:: Request ::
Under this task are some entries; return every one of them exactly.

··· The records

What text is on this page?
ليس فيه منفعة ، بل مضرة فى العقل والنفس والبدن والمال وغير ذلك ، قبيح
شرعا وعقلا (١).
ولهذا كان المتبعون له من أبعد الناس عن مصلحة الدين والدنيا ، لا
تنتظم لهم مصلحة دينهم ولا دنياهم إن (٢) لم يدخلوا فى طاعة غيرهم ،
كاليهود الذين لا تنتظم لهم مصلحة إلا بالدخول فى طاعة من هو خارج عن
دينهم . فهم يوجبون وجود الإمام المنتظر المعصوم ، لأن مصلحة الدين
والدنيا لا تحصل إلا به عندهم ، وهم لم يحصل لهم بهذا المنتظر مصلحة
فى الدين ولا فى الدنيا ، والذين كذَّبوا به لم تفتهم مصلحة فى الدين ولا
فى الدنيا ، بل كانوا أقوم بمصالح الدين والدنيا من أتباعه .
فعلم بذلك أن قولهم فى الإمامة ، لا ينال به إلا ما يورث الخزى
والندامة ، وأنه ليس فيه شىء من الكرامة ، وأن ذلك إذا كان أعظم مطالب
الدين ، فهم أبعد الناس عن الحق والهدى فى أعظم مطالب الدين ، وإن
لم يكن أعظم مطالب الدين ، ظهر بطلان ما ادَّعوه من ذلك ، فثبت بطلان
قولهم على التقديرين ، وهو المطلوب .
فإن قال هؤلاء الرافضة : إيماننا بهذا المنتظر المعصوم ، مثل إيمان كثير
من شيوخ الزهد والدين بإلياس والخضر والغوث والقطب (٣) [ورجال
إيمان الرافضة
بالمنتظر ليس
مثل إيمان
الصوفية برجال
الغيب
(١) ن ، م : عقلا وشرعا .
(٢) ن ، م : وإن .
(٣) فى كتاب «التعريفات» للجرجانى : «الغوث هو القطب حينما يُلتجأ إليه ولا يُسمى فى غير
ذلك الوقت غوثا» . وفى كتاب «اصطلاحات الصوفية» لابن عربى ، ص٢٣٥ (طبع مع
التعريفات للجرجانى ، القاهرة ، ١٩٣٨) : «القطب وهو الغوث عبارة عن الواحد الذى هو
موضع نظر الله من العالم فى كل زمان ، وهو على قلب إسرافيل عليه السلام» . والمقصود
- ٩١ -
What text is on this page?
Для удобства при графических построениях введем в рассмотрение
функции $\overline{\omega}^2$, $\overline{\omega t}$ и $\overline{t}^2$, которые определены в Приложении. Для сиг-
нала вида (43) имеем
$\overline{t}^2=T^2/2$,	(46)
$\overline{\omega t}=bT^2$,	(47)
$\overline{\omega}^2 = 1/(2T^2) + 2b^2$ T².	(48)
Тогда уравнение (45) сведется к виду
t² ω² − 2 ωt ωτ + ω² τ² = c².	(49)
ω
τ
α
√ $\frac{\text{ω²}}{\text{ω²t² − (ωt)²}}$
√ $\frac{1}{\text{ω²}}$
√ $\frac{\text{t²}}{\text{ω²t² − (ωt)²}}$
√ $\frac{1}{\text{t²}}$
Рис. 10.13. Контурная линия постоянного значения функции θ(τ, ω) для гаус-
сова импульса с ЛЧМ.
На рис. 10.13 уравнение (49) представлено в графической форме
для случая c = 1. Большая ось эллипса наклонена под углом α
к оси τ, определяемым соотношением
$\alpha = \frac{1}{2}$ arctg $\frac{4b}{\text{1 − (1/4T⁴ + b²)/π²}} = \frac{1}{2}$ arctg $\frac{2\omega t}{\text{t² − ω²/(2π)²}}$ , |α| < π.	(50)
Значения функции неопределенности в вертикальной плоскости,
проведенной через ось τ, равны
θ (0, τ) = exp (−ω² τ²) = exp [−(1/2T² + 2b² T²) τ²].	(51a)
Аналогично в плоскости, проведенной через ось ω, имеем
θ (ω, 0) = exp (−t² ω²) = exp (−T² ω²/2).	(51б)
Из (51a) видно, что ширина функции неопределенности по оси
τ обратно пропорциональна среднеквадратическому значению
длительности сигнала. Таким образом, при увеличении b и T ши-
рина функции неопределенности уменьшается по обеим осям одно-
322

······

:: Answer to the exercise ::
What text is on this page?
ليس فيه منفعة ، بل مضرة فى العقل والنفس والبدن والمال وغير ذلك ، قبيح
شرعا وعقلا (١).
ولهذا كان المتبعون له من أبعد الناس عن مصلحة الدين والدنيا ، لا
تنتظم لهم مصلحة دينهم ولا دنياهم إن (٢) لم يدخلوا فى طاعة غيرهم ،
كاليهود الذين لا تنتظم لهم مصلحة إلا بالدخول فى طاعة من هو خارج عن
دينهم . فهم يوجبون وجود الإمام المنتظر المعصوم ، لأن مصلحة الدين
والدنيا لا تحصل إلا به عندهم ، وهم لم يحصل لهم بهذا المنتظر مصلحة
فى الدين ولا فى الدنيا ، والذين كذَّبوا به لم تفتهم مصلحة فى الدين ولا
فى الدنيا ، بل كانوا أقوم بمصالح الدين والدنيا من أتباعه .
فعلم بذلك أن قولهم فى الإمامة ، لا ينال به إلا ما يورث الخزى
والندامة ، وأنه ليس فيه شىء من الكرامة ، وأن ذلك إذا كان أعظم مطالب
الدين ، فهم أبعد الناس عن الحق والهدى فى أعظم مطالب الدين ، وإن
لم يكن أعظم مطالب الدين ، ظهر بطلان ما ادَّعوه من ذلك ، فثبت بطلان
قولهم على التقديرين ، وهو المطلوب .
فإن قال هؤلاء الرافضة : إيماننا بهذا المنتظر المعصوم ، مثل إيمان كثير
من شيوخ الزهد والدين بإلياس والخضر والغوث والقطب (٣) [ورجال
إيمان الرافضة
بالمنتظر ليس
مثل إيمان
الصوفية برجال
الغيب
(١) ن ، م : عقلا وشرعا .
(٢) ن ، م : وإن .
(٣) فى كتاب «التعريفات» للجرجانى : «الغوث هو القطب حينما يُلتجأ إليه ولا يُسمى فى غير
ذلك الوقت غوثا» . وفى كتاب «اصطلاحات الصوفية» لابن عربى ، ص٢٣٥ (طبع مع
التعريفات للجرجانى ، القاهرة ، ١٩٣٨) : «القطب وهو الغوث عبارة عن الواحد الذى هو
موضع نظر الله من العالم فى كل زمان ، وهو على قلب إسرافيل عليه السلام» . والمقصود
- ٩١ -
What text is on this page?
Для удобства при графических построениях введем в рассмотрение
функции $\overline{\omega}^2$, $\overline{\omega t}$ и $\overline{t}^2$, которые определены в Приложении. Для сиг-
нала вида (43) имеем
$\overline{t}^2=T^2/2$,	(46)
$\overline{\omega t}=bT^2$,	(47)
$\overline{\omega}^2 = 1/(2T^2) + 2b^2$ T².	(48)
Тогда уравнение (45) сведется к виду
t² ω² − 2 ωt ωτ + ω² τ² = c².	(49)
ω
τ
α
√ $\frac{\text{ω²}}{\text{ω²t² − (ωt)²}}$
√ $\frac{1}{\text{ω²}}$
√ $\frac{\text{t²}}{\text{ω²t² − (ωt)²}}$
√ $\frac{1}{\text{t²}}$
Рис. 10.13. Контурная линия постоянного значения функции θ(τ, ω) для гаус-
сова импульса с ЛЧМ.
На рис. 10.13 уравнение (49) представлено в графической форме
для случая c = 1. Большая ось эллипса наклонена под углом α
к оси τ, определяемым соотношением
$\alpha = \frac{1}{2}$ arctg $\frac{4b}{\text{1 − (1/4T⁴ + b²)/π²}} = \frac{1}{2}$ arctg $\frac{2\omega t}{\text{t² − ω²/(2π)²}}$ , |α| < π.	(50)
Значения функции неопределенности в вертикальной плоскости,
проведенной через ось τ, равны
θ (0, τ) = exp (−ω² τ²) = exp [−(1/2T² + 2b² T²) τ²].	(51a)
Аналогично в плоскости, проведенной через ось ω, имеем
θ (ω, 0) = exp (−t² ω²) = exp (−T² ω²/2).	(51б)
Из (51a) видно, что ширина функции неопределенности по оси
τ обратно пропорциональна среднеквадратическому значению
длительности сигнала. Таким образом, при увеличении b и T ши-
рина функции неопределенности уменьшается по обеим осям одно-
322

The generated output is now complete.